Visual layout annotation rows:
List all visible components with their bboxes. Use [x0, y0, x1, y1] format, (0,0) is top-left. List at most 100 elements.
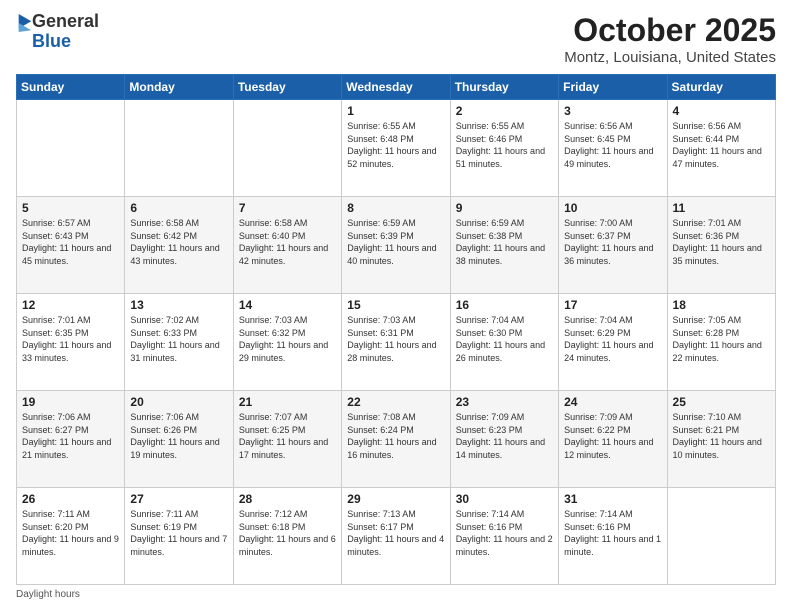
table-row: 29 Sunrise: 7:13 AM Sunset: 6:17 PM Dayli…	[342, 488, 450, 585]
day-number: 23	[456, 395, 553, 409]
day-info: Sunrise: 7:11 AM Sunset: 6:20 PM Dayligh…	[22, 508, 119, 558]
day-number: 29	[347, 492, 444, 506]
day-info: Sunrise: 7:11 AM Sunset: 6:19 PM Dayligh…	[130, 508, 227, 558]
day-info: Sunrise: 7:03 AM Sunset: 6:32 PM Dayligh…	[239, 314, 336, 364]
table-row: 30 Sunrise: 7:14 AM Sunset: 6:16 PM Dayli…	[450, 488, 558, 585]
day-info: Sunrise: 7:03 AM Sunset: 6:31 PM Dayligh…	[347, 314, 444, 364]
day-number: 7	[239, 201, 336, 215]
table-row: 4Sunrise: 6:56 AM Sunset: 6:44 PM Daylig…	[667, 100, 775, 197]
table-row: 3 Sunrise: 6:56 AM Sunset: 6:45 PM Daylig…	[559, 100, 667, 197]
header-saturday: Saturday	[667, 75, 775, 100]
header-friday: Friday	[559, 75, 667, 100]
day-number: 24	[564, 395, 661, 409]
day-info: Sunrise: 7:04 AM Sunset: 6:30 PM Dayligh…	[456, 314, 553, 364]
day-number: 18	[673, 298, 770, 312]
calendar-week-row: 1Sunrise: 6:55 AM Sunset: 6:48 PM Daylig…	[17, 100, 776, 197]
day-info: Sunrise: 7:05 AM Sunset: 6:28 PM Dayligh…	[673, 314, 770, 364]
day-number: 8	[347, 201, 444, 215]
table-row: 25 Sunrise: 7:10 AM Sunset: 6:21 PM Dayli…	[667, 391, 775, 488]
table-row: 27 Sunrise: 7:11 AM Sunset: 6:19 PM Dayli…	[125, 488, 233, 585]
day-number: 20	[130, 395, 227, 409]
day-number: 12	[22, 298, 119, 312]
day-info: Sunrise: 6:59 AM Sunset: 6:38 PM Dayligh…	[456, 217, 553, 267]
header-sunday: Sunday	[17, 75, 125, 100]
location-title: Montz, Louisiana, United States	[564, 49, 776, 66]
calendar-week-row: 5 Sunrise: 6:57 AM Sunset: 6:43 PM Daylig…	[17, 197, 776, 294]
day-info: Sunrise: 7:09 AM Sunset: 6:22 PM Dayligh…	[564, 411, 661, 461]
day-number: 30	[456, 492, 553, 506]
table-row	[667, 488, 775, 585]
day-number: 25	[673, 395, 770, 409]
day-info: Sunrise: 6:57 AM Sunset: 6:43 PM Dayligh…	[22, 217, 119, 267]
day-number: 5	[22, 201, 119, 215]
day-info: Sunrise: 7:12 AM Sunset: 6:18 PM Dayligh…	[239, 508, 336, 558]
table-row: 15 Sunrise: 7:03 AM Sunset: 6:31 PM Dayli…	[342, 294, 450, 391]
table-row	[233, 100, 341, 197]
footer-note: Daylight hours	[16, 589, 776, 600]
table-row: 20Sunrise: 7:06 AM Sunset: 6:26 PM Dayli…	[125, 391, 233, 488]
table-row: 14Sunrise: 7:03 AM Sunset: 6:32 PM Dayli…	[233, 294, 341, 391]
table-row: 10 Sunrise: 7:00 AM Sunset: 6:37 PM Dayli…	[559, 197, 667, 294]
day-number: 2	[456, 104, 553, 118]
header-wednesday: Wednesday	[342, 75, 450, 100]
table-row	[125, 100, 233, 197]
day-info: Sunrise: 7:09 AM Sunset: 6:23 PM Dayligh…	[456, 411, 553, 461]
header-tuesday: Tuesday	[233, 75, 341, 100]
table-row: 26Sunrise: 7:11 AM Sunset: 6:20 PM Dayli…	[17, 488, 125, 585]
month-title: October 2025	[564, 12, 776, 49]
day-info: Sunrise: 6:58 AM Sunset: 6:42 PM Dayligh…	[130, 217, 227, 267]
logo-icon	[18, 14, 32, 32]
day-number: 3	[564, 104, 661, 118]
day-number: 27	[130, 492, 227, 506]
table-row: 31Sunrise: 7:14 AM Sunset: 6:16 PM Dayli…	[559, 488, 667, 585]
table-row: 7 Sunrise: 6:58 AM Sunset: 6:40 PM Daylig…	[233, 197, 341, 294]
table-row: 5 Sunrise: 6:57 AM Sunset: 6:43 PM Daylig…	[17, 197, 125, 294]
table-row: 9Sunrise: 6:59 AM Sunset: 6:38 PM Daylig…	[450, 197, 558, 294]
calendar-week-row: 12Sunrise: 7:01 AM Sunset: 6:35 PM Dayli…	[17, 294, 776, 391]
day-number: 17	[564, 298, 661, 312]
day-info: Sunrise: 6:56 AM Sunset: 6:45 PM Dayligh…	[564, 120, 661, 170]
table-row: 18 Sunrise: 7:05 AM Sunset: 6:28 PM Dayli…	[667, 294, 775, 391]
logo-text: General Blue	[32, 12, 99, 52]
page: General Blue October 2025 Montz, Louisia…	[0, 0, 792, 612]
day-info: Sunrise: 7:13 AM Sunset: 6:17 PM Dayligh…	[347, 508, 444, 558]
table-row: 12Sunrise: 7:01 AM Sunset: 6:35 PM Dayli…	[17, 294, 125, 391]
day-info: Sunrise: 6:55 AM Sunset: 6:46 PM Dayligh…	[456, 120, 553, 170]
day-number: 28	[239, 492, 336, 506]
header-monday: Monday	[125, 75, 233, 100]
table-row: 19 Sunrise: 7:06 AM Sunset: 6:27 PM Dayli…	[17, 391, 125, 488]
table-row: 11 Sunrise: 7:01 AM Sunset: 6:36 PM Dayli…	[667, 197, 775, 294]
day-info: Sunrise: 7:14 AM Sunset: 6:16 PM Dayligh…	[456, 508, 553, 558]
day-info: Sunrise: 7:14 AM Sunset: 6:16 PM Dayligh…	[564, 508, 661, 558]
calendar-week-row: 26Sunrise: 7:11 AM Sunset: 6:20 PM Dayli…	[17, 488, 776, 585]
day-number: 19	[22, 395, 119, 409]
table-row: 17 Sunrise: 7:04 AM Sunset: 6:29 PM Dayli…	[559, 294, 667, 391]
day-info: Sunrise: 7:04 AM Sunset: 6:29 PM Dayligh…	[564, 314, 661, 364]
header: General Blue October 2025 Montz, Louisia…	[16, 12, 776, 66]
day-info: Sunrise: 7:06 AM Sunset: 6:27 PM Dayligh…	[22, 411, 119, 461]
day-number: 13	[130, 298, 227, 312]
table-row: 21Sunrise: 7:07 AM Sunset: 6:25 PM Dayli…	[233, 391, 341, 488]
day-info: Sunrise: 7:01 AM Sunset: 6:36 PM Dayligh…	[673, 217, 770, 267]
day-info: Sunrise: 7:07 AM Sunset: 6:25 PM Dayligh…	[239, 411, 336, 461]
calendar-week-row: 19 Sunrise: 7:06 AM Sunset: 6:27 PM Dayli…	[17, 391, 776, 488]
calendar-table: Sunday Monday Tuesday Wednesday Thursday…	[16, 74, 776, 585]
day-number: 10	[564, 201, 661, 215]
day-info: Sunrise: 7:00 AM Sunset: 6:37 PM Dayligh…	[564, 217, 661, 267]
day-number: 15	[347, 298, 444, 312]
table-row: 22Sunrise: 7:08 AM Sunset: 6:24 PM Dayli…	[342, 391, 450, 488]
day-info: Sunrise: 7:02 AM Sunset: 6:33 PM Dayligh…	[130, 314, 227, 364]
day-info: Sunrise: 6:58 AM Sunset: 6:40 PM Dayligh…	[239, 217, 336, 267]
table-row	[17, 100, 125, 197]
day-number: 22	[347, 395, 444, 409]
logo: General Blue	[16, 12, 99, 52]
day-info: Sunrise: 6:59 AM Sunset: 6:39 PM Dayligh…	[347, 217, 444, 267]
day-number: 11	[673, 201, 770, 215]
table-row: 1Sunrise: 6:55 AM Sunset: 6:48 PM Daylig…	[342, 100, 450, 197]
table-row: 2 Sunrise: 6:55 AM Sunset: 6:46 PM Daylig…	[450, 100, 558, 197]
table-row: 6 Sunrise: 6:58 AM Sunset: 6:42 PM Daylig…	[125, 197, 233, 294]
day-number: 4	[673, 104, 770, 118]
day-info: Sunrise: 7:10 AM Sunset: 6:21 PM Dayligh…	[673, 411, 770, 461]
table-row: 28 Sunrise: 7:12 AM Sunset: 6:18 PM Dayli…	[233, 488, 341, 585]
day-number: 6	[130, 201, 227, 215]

EXERCISE DIRECTIONS
Write out the rows above word for word, beginning at the line that contains "table-row: 29 Sunrise: 7:13" and stopping after the line that contains "day-info: Sunrise: 7:11 AM Sunset: 6:19".

OUTPUT BELOW
table-row: 29 Sunrise: 7:13 AM Sunset: 6:17 PM Dayli…	[342, 488, 450, 585]
day-number: 23	[456, 395, 553, 409]
day-info: Sunrise: 7:11 AM Sunset: 6:20 PM Dayligh…	[22, 508, 119, 558]
day-number: 29	[347, 492, 444, 506]
day-info: Sunrise: 7:11 AM Sunset: 6:19 PM Dayligh…	[130, 508, 227, 558]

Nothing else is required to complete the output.